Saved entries
- - - -

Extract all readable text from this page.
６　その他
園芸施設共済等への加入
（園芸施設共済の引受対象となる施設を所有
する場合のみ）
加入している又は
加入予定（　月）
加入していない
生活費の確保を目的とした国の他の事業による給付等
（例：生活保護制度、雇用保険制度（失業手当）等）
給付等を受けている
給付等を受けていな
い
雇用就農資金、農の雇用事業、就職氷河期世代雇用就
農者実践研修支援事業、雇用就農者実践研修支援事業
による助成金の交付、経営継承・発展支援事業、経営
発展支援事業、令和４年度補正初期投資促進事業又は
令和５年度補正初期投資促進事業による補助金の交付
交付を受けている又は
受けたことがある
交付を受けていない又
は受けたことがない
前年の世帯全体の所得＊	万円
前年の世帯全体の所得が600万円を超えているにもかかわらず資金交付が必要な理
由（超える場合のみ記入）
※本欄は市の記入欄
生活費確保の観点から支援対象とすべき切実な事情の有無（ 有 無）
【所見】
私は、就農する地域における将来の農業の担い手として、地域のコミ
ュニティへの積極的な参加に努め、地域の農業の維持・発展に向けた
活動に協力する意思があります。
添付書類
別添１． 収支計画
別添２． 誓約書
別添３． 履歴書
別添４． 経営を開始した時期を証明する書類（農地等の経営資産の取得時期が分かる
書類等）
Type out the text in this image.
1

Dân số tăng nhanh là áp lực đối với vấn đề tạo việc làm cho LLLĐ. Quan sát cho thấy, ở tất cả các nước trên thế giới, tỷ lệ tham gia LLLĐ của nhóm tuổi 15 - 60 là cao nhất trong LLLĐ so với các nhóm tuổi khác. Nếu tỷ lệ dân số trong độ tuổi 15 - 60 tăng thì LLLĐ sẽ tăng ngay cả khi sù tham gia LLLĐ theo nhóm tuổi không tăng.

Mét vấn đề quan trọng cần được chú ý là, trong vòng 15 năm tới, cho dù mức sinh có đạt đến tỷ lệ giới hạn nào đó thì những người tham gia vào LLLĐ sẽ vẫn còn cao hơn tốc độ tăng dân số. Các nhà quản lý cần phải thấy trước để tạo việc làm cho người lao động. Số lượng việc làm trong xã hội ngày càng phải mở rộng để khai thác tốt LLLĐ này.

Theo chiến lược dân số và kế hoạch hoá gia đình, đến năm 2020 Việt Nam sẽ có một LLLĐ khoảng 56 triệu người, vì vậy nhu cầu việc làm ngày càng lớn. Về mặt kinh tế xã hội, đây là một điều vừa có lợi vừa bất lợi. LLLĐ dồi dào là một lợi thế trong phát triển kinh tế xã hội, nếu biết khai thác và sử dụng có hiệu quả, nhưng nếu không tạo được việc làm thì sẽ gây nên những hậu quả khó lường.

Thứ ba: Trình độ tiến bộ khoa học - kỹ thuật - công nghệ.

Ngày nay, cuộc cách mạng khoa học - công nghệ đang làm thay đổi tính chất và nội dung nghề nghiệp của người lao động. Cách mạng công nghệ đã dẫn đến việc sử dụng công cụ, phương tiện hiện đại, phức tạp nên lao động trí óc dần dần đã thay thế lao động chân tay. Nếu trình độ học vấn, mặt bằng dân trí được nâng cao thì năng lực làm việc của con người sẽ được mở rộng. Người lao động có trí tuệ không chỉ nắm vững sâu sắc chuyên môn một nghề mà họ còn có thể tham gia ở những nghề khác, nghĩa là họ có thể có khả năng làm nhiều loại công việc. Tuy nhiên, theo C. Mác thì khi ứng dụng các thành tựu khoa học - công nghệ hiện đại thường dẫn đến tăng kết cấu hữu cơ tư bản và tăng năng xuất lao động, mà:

- - - -

** What you are asked to do **
Copy all the records above exactly, missing none.

** Worked solution **
Extract all readable text from this page.
６　その他
園芸施設共済等への加入
（園芸施設共済の引受対象となる施設を所有
する場合のみ）
加入している又は
加入予定（　月）
加入していない
生活費の確保を目的とした国の他の事業による給付等
（例：生活保護制度、雇用保険制度（失業手当）等）
給付等を受けている
給付等を受けていな
い
雇用就農資金、農の雇用事業、就職氷河期世代雇用就
農者実践研修支援事業、雇用就農者実践研修支援事業
による助成金の交付、経営継承・発展支援事業、経営
発展支援事業、令和４年度補正初期投資促進事業又は
令和５年度補正初期投資促進事業による補助金の交付
交付を受けている又は
受けたことがある
交付を受けていない又
は受けたことがない
前年の世帯全体の所得＊	万円
前年の世帯全体の所得が600万円を超えているにもかかわらず資金交付が必要な理
由（超える場合のみ記入）
※本欄は市の記入欄
生活費確保の観点から支援対象とすべき切実な事情の有無（ 有 無）
【所見】
私は、就農する地域における将来の農業の担い手として、地域のコミ
ュニティへの積極的な参加に努め、地域の農業の維持・発展に向けた
活動に協力する意思があります。
添付書類
別添１． 収支計画
別添２． 誓約書
別添３． 履歴書
別添４． 経営を開始した時期を証明する書類（農地等の経営資産の取得時期が分かる
書類等）
Type out the text in this image.
1

Dân số tăng nhanh là áp lực đối với vấn đề tạo việc làm cho LLLĐ. Quan sát cho thấy, ở tất cả các nước trên thế giới, tỷ lệ tham gia LLLĐ của nhóm tuổi 15 - 60 là cao nhất trong LLLĐ so với các nhóm tuổi khác. Nếu tỷ lệ dân số trong độ tuổi 15 - 60 tăng thì LLLĐ sẽ tăng ngay cả khi sù tham gia LLLĐ theo nhóm tuổi không tăng.

Mét vấn đề quan trọng cần được chú ý là, trong vòng 15 năm tới, cho dù mức sinh có đạt đến tỷ lệ giới hạn nào đó thì những người tham gia vào LLLĐ sẽ vẫn còn cao hơn tốc độ tăng dân số. Các nhà quản lý cần phải thấy trước để tạo việc làm cho người lao động. Số lượng việc làm trong xã hội ngày càng phải mở rộng để khai thác tốt LLLĐ này.

Theo chiến lược dân số và kế hoạch hoá gia đình, đến năm 2020 Việt Nam sẽ có một LLLĐ khoảng 56 triệu người, vì vậy nhu cầu việc làm ngày càng lớn. Về mặt kinh tế xã hội, đây là một điều vừa có lợi vừa bất lợi. LLLĐ dồi dào là một lợi thế trong phát triển kinh tế xã hội, nếu biết khai thác và sử dụng có hiệu quả, nhưng nếu không tạo được việc làm thì sẽ gây nên những hậu quả khó lường.

Thứ ba: Trình độ tiến bộ khoa học - kỹ thuật - công nghệ.

Ngày nay, cuộc cách mạng khoa học - công nghệ đang làm thay đổi tính chất và nội dung nghề nghiệp của người lao động. Cách mạng công nghệ đã dẫn đến việc sử dụng công cụ, phương tiện hiện đại, phức tạp nên lao động trí óc dần dần đã thay thế lao động chân tay. Nếu trình độ học vấn, mặt bằng dân trí được nâng cao thì năng lực làm việc của con người sẽ được mở rộng. Người lao động có trí tuệ không chỉ nắm vững sâu sắc chuyên môn một nghề mà họ còn có thể tham gia ở những nghề khác, nghĩa là họ có thể có khả năng làm nhiều loại công việc. Tuy nhiên, theo C. Mác thì khi ứng dụng các thành tựu khoa học - công nghệ hiện đại thường dẫn đến tăng kết cấu hữu cơ tư bản và tăng năng xuất lao động, mà:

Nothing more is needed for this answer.